• TASK STATEMENT: Return each line of the records holding the string "Today".

• PROVIDED MATERIAL:
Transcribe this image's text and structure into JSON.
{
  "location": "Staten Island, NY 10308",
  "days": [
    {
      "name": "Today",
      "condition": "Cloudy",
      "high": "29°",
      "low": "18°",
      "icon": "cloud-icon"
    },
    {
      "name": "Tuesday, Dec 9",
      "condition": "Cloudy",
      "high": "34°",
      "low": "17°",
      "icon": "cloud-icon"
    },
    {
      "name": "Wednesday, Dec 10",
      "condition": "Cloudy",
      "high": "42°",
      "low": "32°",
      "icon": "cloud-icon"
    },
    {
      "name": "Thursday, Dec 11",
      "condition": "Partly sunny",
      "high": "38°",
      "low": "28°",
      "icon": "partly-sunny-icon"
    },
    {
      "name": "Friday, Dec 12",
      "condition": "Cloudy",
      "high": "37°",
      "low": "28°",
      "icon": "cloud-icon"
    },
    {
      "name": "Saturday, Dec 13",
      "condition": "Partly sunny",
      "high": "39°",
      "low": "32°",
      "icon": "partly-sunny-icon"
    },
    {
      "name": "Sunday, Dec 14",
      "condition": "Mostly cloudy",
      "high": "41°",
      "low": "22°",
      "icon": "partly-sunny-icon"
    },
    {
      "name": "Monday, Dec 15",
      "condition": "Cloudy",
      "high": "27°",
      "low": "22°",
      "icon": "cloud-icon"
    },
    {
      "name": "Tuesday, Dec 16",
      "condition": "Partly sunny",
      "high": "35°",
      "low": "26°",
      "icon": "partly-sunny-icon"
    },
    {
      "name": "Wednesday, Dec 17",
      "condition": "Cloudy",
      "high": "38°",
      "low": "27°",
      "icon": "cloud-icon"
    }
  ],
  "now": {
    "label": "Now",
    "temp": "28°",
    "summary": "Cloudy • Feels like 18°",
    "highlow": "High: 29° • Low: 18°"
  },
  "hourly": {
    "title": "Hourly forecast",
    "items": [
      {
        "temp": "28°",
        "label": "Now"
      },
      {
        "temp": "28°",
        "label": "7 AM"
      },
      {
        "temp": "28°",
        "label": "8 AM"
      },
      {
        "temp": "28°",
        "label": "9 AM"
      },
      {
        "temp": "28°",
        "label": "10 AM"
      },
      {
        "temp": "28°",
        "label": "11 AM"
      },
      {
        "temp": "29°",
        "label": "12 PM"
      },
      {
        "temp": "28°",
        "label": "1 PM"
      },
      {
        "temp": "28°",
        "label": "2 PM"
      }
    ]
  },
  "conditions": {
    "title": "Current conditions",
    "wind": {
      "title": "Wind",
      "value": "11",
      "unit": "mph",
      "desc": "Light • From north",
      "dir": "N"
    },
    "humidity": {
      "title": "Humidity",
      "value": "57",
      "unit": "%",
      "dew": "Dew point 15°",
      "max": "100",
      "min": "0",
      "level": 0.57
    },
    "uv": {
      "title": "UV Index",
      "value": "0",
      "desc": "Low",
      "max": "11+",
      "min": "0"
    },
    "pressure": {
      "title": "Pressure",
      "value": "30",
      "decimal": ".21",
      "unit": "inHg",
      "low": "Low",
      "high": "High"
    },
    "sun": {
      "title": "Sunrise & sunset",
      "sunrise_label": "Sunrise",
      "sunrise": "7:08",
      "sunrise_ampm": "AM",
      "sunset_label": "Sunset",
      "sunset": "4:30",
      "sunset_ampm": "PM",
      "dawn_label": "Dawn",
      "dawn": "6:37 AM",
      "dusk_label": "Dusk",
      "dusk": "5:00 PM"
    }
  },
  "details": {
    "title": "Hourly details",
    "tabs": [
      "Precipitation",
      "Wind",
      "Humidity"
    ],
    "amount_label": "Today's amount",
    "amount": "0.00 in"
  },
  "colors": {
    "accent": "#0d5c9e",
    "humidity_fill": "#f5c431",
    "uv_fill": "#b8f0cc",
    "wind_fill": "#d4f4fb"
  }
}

• CORRECT ANSWER:
      "name": "Today",
    "amount_label": "Today's amount",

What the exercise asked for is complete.